▸ **What is asked**:
Give the number of lines that include the string "กฤตท", nothing more.

▸ **Data provided**:
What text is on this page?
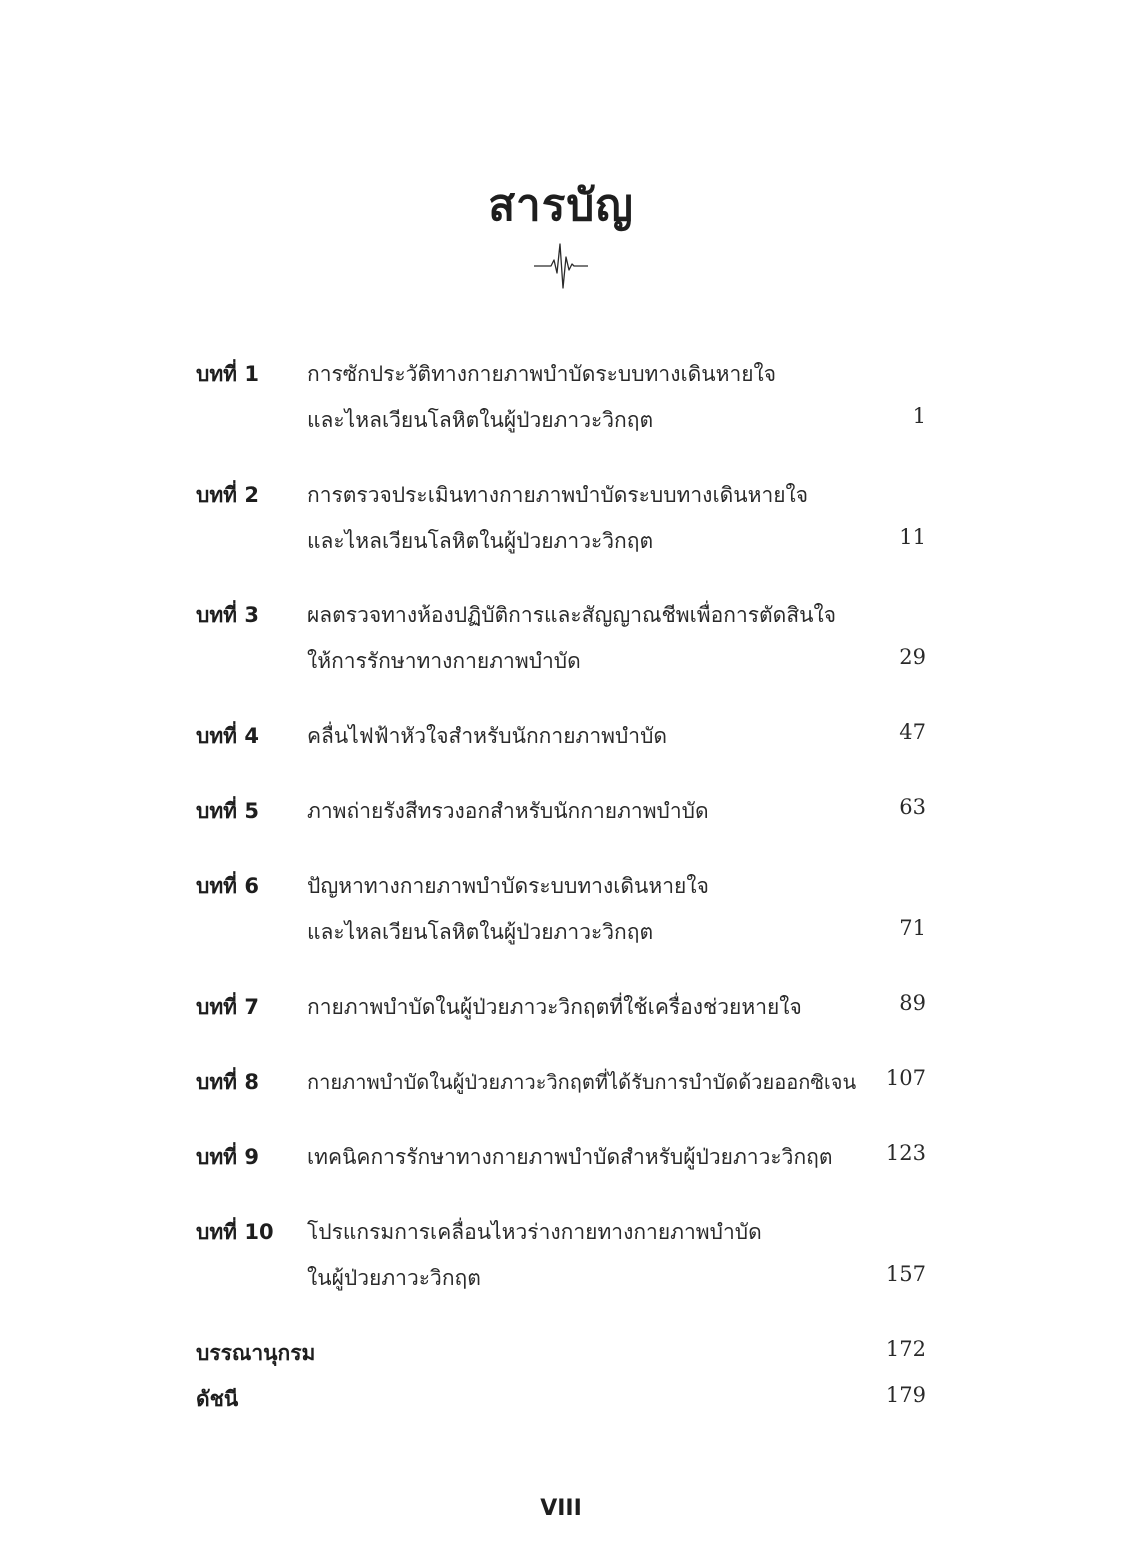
สารบัญ
บทที่ 1 การซักประวัติทางกายภาพบำบัดระบบทางเดินหายใจ
และไหลเวียนโลหิตในผู้ป่วยภาวะวิกฤต	1
บทที่ 2 การตรวจประเมินทางกายภาพบำบัดระบบทางเดินหายใจ
และไหลเวียนโลหิตในผู้ป่วยภาวะวิกฤต	11
บทที่ 3 ผลตรวจทางห้องปฏิบัติการและสัญญาณชีพเพื่อการตัดสินใจ
ให้การรักษาทางกายภาพบำบัด	29
บทที่ 4 คลื่นไฟฟ้าหัวใจสำหรับนักกายภาพบำบัด	47
บทที่ 5 ภาพถ่ายรังสีทรวงอกสำหรับนักกายภาพบำบัด	63
บทที่ 6 ปัญหาทางกายภาพบำบัดระบบทางเดินหายใจ
และไหลเวียนโลหิตในผู้ป่วยภาวะวิกฤต	71
บทที่ 7 กายภาพบำบัดในผู้ป่วยภาวะวิกฤตที่ใช้เครื่องช่วยหายใจ	89
บทที่ 8 กายภาพบำบัดในผู้ป่วยภาวะวิกฤตที่ได้รับการบำบัดด้วยออกซิเจน 107
บทที่ 9 เทคนิคการรักษาทางกายภาพบำบัดสำหรับผู้ป่วยภาวะวิกฤต	123
บทที่ 10 โปรแกรมการเคลื่อนไหวร่างกายทางกายภาพบำบัด
ในผู้ป่วยภาวะวิกฤต	157
บรรณานุกรม	172
ดัชนี	179
VIII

▸ **Expected answer**:
2